TASK STATEMENT |
The data below is to be returned in full and exactly.

** begin DATASET RECORDS **

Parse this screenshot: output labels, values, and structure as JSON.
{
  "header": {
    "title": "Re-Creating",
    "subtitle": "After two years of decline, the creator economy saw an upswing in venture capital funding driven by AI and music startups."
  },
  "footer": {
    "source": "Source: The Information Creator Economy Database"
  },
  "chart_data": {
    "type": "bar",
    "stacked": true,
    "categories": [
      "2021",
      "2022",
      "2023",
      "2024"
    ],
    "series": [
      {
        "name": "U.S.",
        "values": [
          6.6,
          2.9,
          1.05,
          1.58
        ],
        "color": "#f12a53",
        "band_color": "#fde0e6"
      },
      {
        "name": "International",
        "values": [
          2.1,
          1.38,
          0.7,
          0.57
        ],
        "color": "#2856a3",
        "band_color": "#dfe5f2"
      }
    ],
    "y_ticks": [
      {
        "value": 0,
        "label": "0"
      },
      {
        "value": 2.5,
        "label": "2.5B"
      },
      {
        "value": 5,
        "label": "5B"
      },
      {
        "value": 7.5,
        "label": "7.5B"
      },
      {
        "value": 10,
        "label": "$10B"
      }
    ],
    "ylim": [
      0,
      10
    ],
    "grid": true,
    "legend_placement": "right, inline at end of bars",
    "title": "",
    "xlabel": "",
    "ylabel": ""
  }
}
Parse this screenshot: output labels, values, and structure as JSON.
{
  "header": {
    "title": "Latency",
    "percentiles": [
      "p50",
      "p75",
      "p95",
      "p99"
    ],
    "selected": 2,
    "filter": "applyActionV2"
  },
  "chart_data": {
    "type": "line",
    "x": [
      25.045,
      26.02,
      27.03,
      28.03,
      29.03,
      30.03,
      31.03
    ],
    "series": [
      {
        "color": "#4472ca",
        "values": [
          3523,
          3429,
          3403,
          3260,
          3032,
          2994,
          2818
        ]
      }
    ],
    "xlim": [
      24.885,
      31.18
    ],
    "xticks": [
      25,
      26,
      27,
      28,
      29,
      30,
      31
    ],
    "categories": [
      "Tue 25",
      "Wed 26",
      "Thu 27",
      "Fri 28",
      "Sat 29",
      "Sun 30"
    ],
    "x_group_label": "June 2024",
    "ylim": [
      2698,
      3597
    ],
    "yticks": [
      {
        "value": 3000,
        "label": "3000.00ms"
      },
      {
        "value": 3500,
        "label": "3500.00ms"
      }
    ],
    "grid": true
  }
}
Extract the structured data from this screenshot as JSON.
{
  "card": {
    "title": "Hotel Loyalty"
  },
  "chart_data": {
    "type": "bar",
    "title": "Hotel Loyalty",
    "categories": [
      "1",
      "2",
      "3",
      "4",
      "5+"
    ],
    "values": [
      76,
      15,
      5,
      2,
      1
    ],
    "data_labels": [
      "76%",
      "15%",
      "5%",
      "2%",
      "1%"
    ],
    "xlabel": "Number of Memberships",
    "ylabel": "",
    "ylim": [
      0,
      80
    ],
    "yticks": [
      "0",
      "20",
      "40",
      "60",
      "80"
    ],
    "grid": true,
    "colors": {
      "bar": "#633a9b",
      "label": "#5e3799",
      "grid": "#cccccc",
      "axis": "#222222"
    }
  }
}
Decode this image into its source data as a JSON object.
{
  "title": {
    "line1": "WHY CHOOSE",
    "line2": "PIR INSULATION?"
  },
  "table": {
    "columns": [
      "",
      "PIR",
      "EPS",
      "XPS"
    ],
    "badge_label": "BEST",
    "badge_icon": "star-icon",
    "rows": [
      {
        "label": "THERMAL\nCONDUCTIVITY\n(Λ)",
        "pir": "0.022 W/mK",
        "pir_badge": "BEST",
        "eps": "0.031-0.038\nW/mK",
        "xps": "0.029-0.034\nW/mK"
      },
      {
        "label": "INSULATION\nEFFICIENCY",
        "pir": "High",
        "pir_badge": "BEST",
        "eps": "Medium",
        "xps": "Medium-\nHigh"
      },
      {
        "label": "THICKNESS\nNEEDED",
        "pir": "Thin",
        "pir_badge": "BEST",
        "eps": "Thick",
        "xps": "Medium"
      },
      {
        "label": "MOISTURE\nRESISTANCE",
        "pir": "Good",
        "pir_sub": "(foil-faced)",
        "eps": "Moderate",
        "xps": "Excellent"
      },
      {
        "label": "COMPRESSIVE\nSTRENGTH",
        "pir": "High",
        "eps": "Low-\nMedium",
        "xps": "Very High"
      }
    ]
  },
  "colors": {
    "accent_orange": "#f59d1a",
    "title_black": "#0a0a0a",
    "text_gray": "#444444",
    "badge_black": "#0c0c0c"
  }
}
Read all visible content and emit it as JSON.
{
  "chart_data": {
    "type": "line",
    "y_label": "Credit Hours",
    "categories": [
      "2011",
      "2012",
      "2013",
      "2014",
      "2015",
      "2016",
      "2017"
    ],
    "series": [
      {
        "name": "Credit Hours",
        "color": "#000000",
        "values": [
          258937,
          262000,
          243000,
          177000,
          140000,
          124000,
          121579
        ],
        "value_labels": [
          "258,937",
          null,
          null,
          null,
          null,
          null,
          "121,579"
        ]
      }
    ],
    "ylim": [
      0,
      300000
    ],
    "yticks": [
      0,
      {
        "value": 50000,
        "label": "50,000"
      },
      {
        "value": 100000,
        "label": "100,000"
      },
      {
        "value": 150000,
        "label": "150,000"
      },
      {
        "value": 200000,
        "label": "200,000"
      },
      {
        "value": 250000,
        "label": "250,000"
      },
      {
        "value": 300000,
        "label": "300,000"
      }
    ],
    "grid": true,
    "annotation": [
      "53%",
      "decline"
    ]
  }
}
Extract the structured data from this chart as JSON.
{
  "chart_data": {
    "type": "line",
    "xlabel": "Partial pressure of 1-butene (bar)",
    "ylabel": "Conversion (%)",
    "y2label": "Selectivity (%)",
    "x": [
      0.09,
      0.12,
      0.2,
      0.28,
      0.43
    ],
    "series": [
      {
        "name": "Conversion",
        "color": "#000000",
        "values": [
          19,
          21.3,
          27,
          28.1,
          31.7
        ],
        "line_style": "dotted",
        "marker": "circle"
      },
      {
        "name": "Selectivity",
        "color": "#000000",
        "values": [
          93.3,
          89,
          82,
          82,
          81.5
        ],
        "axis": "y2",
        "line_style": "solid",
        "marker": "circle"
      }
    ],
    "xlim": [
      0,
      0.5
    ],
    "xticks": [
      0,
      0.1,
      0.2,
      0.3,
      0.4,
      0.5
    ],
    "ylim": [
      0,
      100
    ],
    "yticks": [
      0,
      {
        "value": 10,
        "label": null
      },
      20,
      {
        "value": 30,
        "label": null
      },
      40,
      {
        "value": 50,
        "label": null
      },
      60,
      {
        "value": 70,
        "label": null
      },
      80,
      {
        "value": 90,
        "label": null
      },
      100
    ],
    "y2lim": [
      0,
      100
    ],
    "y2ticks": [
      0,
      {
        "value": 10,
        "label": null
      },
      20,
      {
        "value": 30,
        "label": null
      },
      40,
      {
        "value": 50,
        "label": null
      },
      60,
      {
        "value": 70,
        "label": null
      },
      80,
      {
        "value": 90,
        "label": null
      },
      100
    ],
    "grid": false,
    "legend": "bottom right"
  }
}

** end DATASET RECORDS **

RESULT OF THE TASK |
Parse this screenshot: output labels, values, and structure as JSON.
{
  "header": {
    "title": "Re-Creating",
    "subtitle": "After two years of decline, the creator economy saw an upswing in venture capital funding driven by AI and music startups."
  },
  "footer": {
    "source": "Source: The Information Creator Economy Database"
  },
  "chart_data": {
    "type": "bar",
    "stacked": true,
    "categories": [
      "2021",
      "2022",
      "2023",
      "2024"
    ],
    "series": [
      {
        "name": "U.S.",
        "values": [
          6.6,
          2.9,
          1.05,
          1.58
        ],
        "color": "#f12a53",
        "band_color": "#fde0e6"
      },
      {
        "name": "International",
        "values": [
          2.1,
          1.38,
          0.7,
          0.57
        ],
        "color": "#2856a3",
        "band_color": "#dfe5f2"
      }
    ],
    "y_ticks": [
      {
        "value": 0,
        "label": "0"
      },
      {
        "value": 2.5,
        "label": "2.5B"
      },
      {
        "value": 5,
        "label": "5B"
      },
      {
        "value": 7.5,
        "label": "7.5B"
      },
      {
        "value": 10,
        "label": "$10B"
      }
    ],
    "ylim": [
      0,
      10
    ],
    "grid": true,
    "legend_placement": "right, inline at end of bars",
    "title": "",
    "xlabel": "",
    "ylabel": ""
  }
}
Parse this screenshot: output labels, values, and structure as JSON.
{
  "header": {
    "title": "Latency",
    "percentiles": [
      "p50",
      "p75",
      "p95",
      "p99"
    ],
    "selected": 2,
    "filter": "applyActionV2"
  },
  "chart_data": {
    "type": "line",
    "x": [
      25.045,
      26.02,
      27.03,
      28.03,
      29.03,
      30.03,
      31.03
    ],
    "series": [
      {
        "color": "#4472ca",
        "values": [
          3523,
          3429,
          3403,
          3260,
          3032,
          2994,
          2818
        ]
      }
    ],
    "xlim": [
      24.885,
      31.18
    ],
    "xticks": [
      25,
      26,
      27,
      28,
      29,
      30,
      31
    ],
    "categories": [
      "Tue 25",
      "Wed 26",
      "Thu 27",
      "Fri 28",
      "Sat 29",
      "Sun 30"
    ],
    "x_group_label": "June 2024",
    "ylim": [
      2698,
      3597
    ],
    "yticks": [
      {
        "value": 3000,
        "label": "3000.00ms"
      },
      {
        "value": 3500,
        "label": "3500.00ms"
      }
    ],
    "grid": true
  }
}
Extract the structured data from this screenshot as JSON.
{
  "card": {
    "title": "Hotel Loyalty"
  },
  "chart_data": {
    "type": "bar",
    "title": "Hotel Loyalty",
    "categories": [
      "1",
      "2",
      "3",
      "4",
      "5+"
    ],
    "values": [
      76,
      15,
      5,
      2,
      1
    ],
    "data_labels": [
      "76%",
      "15%",
      "5%",
      "2%",
      "1%"
    ],
    "xlabel": "Number of Memberships",
    "ylabel": "",
    "ylim": [
      0,
      80
    ],
    "yticks": [
      "0",
      "20",
      "40",
      "60",
      "80"
    ],
    "grid": true,
    "colors": {
      "bar": "#633a9b",
      "label": "#5e3799",
      "grid": "#cccccc",
      "axis": "#222222"
    }
  }
}
Decode this image into its source data as a JSON object.
{
  "title": {
    "line1": "WHY CHOOSE",
    "line2": "PIR INSULATION?"
  },
  "table": {
    "columns": [
      "",
      "PIR",
      "EPS",
      "XPS"
    ],
    "badge_label": "BEST",
    "badge_icon": "star-icon",
    "rows": [
      {
        "label": "THERMAL\nCONDUCTIVITY\n(Λ)",
        "pir": "0.022 W/mK",
        "pir_badge": "BEST",
        "eps": "0.031-0.038\nW/mK",
        "xps": "0.029-0.034\nW/mK"
      },
      {
        "label": "INSULATION\nEFFICIENCY",
        "pir": "High",
        "pir_badge": "BEST",
        "eps": "Medium",
        "xps": "Medium-\nHigh"
      },
      {
        "label": "THICKNESS\nNEEDED",
        "pir": "Thin",
        "pir_badge": "BEST",
        "eps": "Thick",
        "xps": "Medium"
      },
      {
        "label": "MOISTURE\nRESISTANCE",
        "pir": "Good",
        "pir_sub": "(foil-faced)",
        "eps": "Moderate",
        "xps": "Excellent"
      },
      {
        "label": "COMPRESSIVE\nSTRENGTH",
        "pir": "High",
        "eps": "Low-\nMedium",
        "xps": "Very High"
      }
    ]
  },
  "colors": {
    "accent_orange": "#f59d1a",
    "title_black": "#0a0a0a",
    "text_gray": "#444444",
    "badge_black": "#0c0c0c"
  }
}
Read all visible content and emit it as JSON.
{
  "chart_data": {
    "type": "line",
    "y_label": "Credit Hours",
    "categories": [
      "2011",
      "2012",
      "2013",
      "2014",
      "2015",
      "2016",
      "2017"
    ],
    "series": [
      {
        "name": "Credit Hours",
        "color": "#000000",
        "values": [
          258937,
          262000,
          243000,
          177000,
          140000,
          124000,
          121579
        ],
        "value_labels": [
          "258,937",
          null,
          null,
          null,
          null,
          null,
          "121,579"
        ]
      }
    ],
    "ylim": [
      0,
      300000
    ],
    "yticks": [
      0,
      {
        "value": 50000,
        "label": "50,000"
      },
      {
        "value": 100000,
        "label": "100,000"
      },
      {
        "value": 150000,
        "label": "150,000"
      },
      {
        "value": 200000,
        "label": "200,000"
      },
      {
        "value": 250000,
        "label": "250,000"
      },
      {
        "value": 300000,
        "label": "300,000"
      }
    ],
    "grid": true,
    "annotation": [
      "53%",
      "decline"
    ]
  }
}
Extract the structured data from this chart as JSON.
{
  "chart_data": {
    "type": "line",
    "xlabel": "Partial pressure of 1-butene (bar)",
    "ylabel": "Conversion (%)",
    "y2label": "Selectivity (%)",
    "x": [
      0.09,
      0.12,
      0.2,
      0.28,
      0.43
    ],
    "series": [
      {
        "name": "Conversion",
        "color": "#000000",
        "values": [
          19,
          21.3,
          27,
          28.1,
          31.7
        ],
        "line_style": "dotted",
        "marker": "circle"
      },
      {
        "name": "Selectivity",
        "color": "#000000",
        "values": [
          93.3,
          89,
          82,
          82,
          81.5
        ],
        "axis": "y2",
        "line_style": "solid",
        "marker": "circle"
      }
    ],
    "xlim": [
      0,
      0.5
    ],
    "xticks": [
      0,
      0.1,
      0.2,
      0.3,
      0.4,
      0.5
    ],
    "ylim": [
      0,
      100
    ],
    "yticks": [
      0,
      {
        "value": 10,
        "label": null
      },
      20,
      {
        "value": 30,
        "label": null
      },
      40,
      {
        "value": 50,
        "label": null
      },
      60,
      {
        "value": 70,
        "label": null
      },
      80,
      {
        "value": 90,
        "label": null
      },
      100
    ],
    "y2lim": [
      0,
      100
    ],
    "y2ticks": [
      0,
      {
        "value": 10,
        "label": null
      },
      20,
      {
        "value": 30,
        "label": null
      },
      40,
      {
        "value": 50,
        "label": null
      },
      60,
      {
        "value": 70,
        "label": null
      },
      80,
      {
        "value": 90,
        "label": null
      },
      100
    ],
    "grid": false,
    "legend": "bottom right"
  }
}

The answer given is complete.